• **REQUIREMENT**
Locate every line that holds the string "volume" and copy it.
——————
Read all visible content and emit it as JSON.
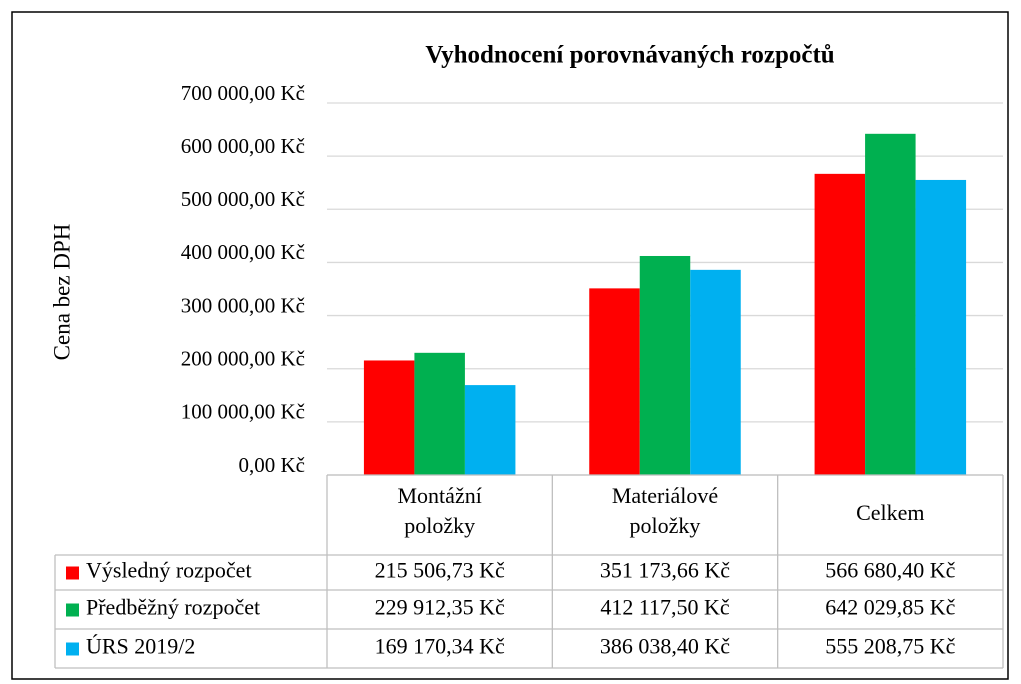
{
  "chart_data": {
    "type": "bar",
    "title": "Vyhodnocení porovnávaných rozpočtů",
    "y_label": "Cena bez DPH",
    "categories": [
      "Montážní položky",
      "Materiálové položky",
      "Celkem"
    ],
    "series": [
      {
        "name": "Výsledný rozpočet",
        "color": "#ff0000",
        "values": [
          215506.73,
          351173.66,
          566680.4
        ],
        "value_labels": [
          "215 506,73 Kč",
          "351 173,66 Kč",
          "566 680,40 Kč"
        ]
      },
      {
        "name": "Předběžný rozpočet",
        "color": "#00b050",
        "values": [
          229912.35,
          412117.5,
          642029.85
        ],
        "value_labels": [
          "229 912,35 Kč",
          "412 117,50 Kč",
          "642 029,85 Kč"
        ]
      },
      {
        "name": "ÚRS 2019/2",
        "color": "#00b0f0",
        "values": [
          169170.34,
          386038.4,
          555208.75
        ],
        "value_labels": [
          "169 170,34 Kč",
          "386 038,40 Kč",
          "555 208,75 Kč"
        ]
      }
    ],
    "ylim": [
      0,
      700000
    ],
    "yticks": [
      {
        "value": 0,
        "label": "0,00 Kč"
      },
      {
        "value": 100000,
        "label": "100 000,00 Kč"
      },
      {
        "value": 200000,
        "label": "200 000,00 Kč"
      },
      {
        "value": 300000,
        "label": "300 000,00 Kč"
      },
      {
        "value": 400000,
        "label": "400 000,00 Kč"
      },
      {
        "value": 500000,
        "label": "500 000,00 Kč"
      },
      {
        "value": 600000,
        "label": "600 000,00 Kč"
      },
      {
        "value": 700000,
        "label": "700 000,00 Kč"
      }
    ],
    "grid": true
  }
}
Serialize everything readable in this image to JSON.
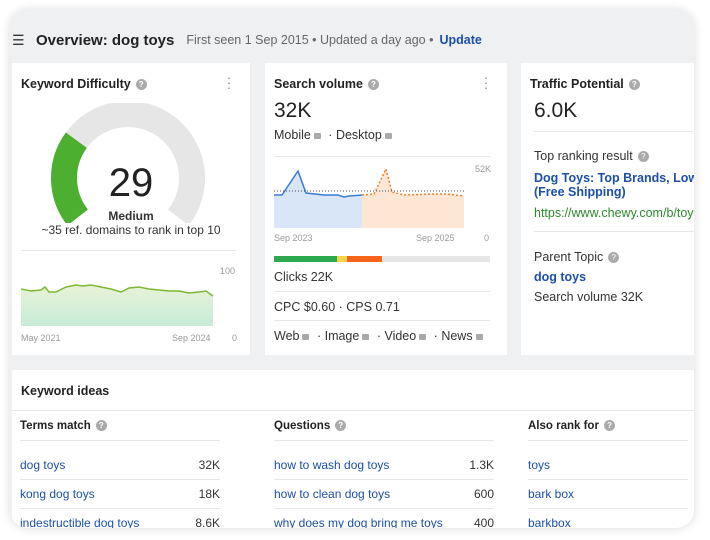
{
  "header": {
    "menu_icon": "hamburger-icon",
    "title": "Overview: dog toys",
    "meta": "First seen 1 Sep 2015 • Updated a day ago •",
    "update": "Update"
  },
  "kd": {
    "title": "Keyword Difficulty",
    "value": "29",
    "level": "Medium",
    "subtitle": "~35 ref. domains to rank in top 10",
    "score": 29,
    "chart": {
      "y_max": "100",
      "y_min": "0",
      "x_start": "May 2021",
      "x_end": "Sep 2024"
    }
  },
  "sv": {
    "title": "Search volume",
    "value": "32K",
    "mobile": "Mobile",
    "desktop": "Desktop",
    "chart": {
      "y_max": "52K",
      "y_min": "0",
      "x_start": "Sep 2023",
      "x_end": "Sep 2025"
    },
    "clicks": "Clicks 22K",
    "cpc": "CPC $0.60",
    "cps": "CPS 0.71",
    "serp": [
      "Web",
      "Image",
      "Video",
      "News"
    ],
    "click_bar": {
      "green": 0.29,
      "yellow": 0.05,
      "orange": 0.16
    }
  },
  "tp": {
    "title": "Traffic Potential",
    "value": "6.0K",
    "top_label": "Top ranking result",
    "top_title_1": "Dog Toys: Top Brands, Low",
    "top_title_2": "(Free Shipping)",
    "top_url": "https://www.chewy.com/b/toys",
    "parent_label": "Parent Topic",
    "parent": "dog toys",
    "parent_sv": "Search volume 32K"
  },
  "ideas": {
    "title": "Keyword ideas",
    "terms": {
      "label": "Terms match",
      "rows": [
        {
          "k": "dog toys",
          "v": "32K"
        },
        {
          "k": "kong dog toys",
          "v": "18K"
        },
        {
          "k": "indestructible dog toys",
          "v": "8.6K"
        }
      ]
    },
    "questions": {
      "label": "Questions",
      "rows": [
        {
          "k": "how to wash dog toys",
          "v": "1.3K"
        },
        {
          "k": "how to clean dog toys",
          "v": "600"
        },
        {
          "k": "why does my dog bring me toys",
          "v": "400"
        }
      ]
    },
    "also": {
      "label": "Also rank for",
      "rows": [
        {
          "k": "toys"
        },
        {
          "k": "bark box"
        },
        {
          "k": "barkbox"
        }
      ]
    }
  }
}
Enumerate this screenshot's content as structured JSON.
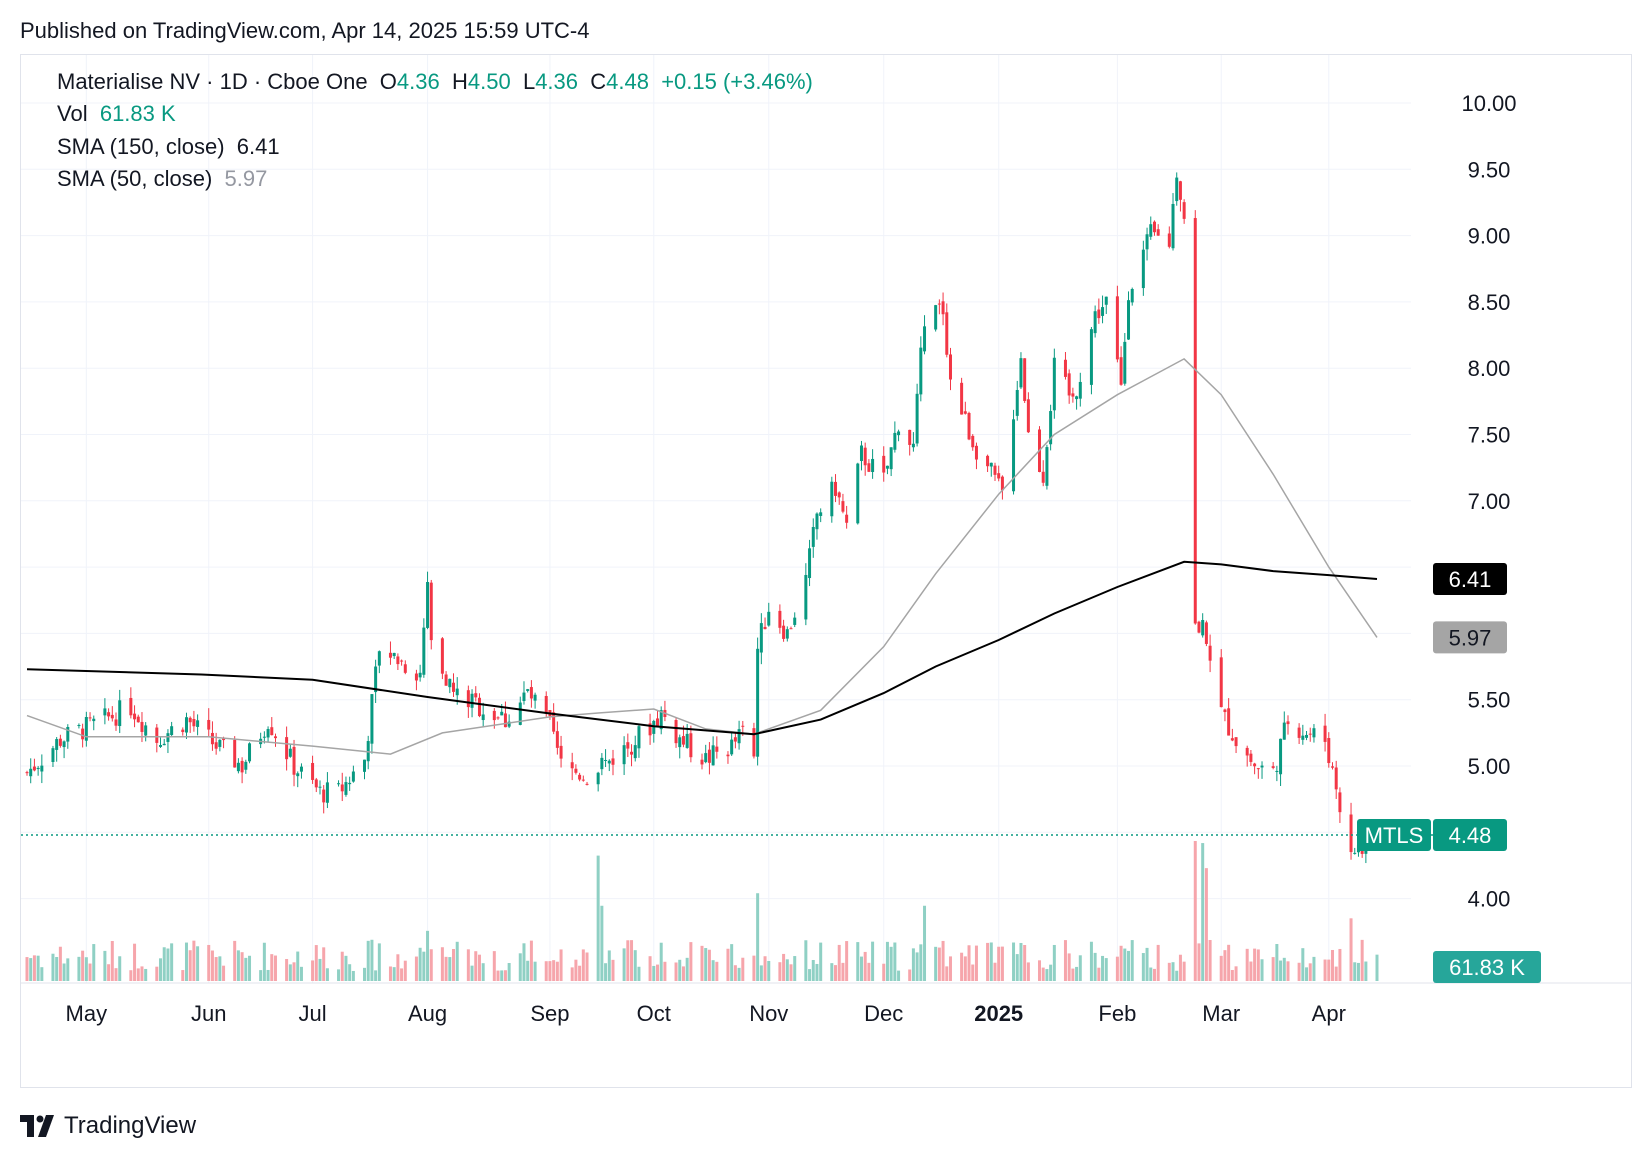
——————
• **WRITTEN RESPONSE**
    "title": "Search volume",
    "parent_sv": "Search volume 32K"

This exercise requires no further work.